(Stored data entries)
-=-=-

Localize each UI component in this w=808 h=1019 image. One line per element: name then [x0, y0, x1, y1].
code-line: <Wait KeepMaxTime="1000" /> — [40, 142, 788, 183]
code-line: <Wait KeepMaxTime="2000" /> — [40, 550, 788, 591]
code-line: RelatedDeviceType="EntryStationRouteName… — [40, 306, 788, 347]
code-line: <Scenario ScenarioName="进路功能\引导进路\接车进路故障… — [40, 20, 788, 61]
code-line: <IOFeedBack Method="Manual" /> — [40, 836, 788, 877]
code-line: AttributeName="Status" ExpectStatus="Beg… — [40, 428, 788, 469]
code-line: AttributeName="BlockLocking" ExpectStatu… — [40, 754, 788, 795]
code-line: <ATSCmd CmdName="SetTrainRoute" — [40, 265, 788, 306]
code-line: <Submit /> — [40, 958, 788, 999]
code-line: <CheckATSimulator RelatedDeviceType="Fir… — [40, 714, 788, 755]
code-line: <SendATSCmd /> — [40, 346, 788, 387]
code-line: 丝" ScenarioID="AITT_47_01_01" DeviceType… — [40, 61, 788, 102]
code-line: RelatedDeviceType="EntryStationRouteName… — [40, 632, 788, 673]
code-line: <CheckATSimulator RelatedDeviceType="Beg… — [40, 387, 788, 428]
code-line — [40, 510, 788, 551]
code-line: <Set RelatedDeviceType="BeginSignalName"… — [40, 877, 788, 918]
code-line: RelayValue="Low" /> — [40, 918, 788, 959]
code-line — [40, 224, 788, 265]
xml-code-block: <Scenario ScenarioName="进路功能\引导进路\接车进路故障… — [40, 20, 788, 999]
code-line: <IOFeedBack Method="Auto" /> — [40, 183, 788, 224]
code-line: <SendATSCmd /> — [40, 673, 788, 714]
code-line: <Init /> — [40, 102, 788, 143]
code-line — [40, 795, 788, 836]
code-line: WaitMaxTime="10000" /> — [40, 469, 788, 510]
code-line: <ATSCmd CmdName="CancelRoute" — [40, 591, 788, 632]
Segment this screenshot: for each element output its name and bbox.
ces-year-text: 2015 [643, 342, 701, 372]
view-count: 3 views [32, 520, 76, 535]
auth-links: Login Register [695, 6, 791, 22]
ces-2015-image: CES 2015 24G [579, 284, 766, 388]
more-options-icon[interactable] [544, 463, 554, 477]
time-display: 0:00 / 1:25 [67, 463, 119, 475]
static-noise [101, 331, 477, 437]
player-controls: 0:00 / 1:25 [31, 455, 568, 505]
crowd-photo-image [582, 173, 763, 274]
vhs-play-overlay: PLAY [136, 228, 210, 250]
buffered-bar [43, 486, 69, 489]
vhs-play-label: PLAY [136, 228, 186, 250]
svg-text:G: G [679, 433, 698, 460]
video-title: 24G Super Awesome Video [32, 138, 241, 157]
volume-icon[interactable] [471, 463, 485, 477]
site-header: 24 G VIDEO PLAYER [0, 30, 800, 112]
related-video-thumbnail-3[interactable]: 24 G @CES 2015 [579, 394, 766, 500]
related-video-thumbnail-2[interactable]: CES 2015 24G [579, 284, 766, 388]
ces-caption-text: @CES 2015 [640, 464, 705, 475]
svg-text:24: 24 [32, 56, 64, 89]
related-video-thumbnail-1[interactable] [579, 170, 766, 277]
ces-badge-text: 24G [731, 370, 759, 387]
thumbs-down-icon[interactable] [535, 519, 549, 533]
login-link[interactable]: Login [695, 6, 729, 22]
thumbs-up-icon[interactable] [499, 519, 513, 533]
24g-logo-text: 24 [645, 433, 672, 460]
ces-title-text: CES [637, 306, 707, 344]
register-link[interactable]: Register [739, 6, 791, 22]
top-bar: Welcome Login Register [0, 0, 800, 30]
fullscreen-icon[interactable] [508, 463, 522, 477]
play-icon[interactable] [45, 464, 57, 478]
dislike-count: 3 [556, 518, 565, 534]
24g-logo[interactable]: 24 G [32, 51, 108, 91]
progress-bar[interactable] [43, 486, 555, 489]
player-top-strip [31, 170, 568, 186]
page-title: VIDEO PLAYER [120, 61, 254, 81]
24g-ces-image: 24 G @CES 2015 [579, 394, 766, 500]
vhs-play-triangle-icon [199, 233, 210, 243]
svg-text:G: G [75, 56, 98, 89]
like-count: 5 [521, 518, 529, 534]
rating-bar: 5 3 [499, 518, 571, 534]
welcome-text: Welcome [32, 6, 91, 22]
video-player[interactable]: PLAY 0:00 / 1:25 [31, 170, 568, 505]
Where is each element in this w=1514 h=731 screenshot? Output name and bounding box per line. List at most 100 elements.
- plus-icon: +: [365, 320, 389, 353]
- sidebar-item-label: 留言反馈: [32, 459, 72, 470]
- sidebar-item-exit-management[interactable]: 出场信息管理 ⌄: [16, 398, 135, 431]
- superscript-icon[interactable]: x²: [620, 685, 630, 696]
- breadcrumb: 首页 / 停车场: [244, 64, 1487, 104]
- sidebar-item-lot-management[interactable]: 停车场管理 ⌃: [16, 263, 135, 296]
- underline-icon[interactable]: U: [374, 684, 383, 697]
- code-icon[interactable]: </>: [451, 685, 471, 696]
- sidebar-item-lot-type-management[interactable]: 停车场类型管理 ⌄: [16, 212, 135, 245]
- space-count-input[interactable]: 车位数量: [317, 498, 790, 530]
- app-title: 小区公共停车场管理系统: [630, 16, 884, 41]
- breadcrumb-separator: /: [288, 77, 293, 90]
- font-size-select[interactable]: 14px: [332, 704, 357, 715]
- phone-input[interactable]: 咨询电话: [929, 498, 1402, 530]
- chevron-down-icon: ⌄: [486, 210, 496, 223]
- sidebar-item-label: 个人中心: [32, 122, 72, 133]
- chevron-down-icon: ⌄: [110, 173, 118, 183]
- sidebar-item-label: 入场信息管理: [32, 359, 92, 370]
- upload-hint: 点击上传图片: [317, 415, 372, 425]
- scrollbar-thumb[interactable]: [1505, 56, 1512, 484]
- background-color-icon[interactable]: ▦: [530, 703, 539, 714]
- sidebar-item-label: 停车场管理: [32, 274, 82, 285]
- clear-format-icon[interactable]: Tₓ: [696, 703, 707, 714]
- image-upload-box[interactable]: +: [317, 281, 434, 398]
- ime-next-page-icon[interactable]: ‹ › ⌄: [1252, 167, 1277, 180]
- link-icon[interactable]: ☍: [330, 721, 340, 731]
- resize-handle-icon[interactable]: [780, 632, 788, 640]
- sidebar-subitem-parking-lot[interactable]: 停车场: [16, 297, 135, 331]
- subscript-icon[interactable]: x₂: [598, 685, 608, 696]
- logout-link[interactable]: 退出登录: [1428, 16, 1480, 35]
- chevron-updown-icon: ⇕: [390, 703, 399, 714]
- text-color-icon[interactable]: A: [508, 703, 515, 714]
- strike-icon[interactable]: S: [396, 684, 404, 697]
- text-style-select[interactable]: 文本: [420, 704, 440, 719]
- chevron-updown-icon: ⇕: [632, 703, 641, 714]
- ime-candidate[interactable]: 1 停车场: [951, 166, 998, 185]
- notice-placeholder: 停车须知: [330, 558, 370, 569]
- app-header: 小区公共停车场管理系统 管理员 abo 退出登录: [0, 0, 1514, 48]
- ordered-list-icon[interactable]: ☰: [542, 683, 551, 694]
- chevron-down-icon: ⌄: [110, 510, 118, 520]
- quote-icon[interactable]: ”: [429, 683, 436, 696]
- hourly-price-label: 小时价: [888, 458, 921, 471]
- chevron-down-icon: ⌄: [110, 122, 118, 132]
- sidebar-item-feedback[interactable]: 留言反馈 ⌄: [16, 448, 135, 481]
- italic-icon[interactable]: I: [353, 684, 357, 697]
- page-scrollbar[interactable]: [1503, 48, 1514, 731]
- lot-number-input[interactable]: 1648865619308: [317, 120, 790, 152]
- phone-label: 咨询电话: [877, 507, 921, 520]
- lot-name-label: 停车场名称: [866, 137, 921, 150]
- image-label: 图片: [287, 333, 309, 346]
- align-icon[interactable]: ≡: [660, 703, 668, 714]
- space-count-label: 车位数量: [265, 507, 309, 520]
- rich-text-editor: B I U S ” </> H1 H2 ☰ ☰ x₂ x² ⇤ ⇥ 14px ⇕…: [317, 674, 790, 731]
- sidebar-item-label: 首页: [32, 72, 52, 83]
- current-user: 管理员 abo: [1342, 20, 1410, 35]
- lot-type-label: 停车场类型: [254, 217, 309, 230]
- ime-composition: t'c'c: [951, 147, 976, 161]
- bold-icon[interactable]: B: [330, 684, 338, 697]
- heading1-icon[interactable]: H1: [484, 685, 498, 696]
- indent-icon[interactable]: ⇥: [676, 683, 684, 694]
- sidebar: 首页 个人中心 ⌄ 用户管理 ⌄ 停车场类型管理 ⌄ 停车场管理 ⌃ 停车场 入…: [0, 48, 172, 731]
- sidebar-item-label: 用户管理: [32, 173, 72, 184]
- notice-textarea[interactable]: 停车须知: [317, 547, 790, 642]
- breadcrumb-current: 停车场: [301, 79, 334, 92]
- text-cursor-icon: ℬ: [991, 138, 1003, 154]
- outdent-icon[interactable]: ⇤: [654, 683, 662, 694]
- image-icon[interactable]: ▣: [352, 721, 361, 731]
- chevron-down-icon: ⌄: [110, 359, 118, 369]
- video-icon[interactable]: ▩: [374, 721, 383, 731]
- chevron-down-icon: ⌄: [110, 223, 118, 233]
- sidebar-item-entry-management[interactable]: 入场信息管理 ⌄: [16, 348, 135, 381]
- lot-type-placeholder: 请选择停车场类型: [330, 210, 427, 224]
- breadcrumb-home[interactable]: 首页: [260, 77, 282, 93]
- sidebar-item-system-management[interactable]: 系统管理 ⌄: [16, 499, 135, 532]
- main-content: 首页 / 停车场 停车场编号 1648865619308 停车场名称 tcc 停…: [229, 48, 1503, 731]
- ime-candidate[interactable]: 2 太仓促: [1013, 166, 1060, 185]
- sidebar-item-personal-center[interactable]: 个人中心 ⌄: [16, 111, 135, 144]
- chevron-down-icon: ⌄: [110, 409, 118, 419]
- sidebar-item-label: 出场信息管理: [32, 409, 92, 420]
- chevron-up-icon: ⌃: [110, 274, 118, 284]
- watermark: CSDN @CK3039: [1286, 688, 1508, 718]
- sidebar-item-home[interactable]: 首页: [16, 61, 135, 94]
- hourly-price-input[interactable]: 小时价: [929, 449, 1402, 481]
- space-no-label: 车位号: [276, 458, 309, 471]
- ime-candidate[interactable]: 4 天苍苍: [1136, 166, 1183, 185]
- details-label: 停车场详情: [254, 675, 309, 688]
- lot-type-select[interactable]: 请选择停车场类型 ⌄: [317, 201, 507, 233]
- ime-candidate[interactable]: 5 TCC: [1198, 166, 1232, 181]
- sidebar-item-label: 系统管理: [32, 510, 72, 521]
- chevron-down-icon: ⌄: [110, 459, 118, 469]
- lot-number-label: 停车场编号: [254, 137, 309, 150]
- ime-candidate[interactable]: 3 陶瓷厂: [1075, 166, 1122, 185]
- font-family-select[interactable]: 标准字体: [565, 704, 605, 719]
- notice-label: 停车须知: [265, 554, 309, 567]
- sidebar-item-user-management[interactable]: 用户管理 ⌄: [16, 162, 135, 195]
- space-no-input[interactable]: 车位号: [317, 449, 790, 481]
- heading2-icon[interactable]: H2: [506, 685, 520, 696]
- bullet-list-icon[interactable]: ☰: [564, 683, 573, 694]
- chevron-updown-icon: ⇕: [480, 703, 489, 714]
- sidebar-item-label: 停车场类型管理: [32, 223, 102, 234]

-=-=-

PROBLEM DETAILS: Copy the records verbatim, beginning with the first line and continuing through the line that contains "714, 788, 755]", with both of those lines included.

FULL OUTPUT:
Localize each UI component in this w=808 h=1019 image. One line per element: name then [x0, y0, x1, y1].
code-line: <Wait KeepMaxTime="1000" /> — [40, 142, 788, 183]
code-line: <Wait KeepMaxTime="2000" /> — [40, 550, 788, 591]
code-line: RelatedDeviceType="EntryStationRouteName… — [40, 306, 788, 347]
code-line: <Scenario ScenarioName="进路功能\引导进路\接车进路故障… — [40, 20, 788, 61]
code-line: <IOFeedBack Method="Manual" /> — [40, 836, 788, 877]
code-line: AttributeName="Status" ExpectStatus="Beg… — [40, 428, 788, 469]
code-line: AttributeName="BlockLocking" ExpectStatu… — [40, 754, 788, 795]
code-line: <ATSCmd CmdName="SetTrainRoute" — [40, 265, 788, 306]
code-line: <Submit /> — [40, 958, 788, 999]
code-line: <CheckATSimulator RelatedDeviceType="Fir… — [40, 714, 788, 755]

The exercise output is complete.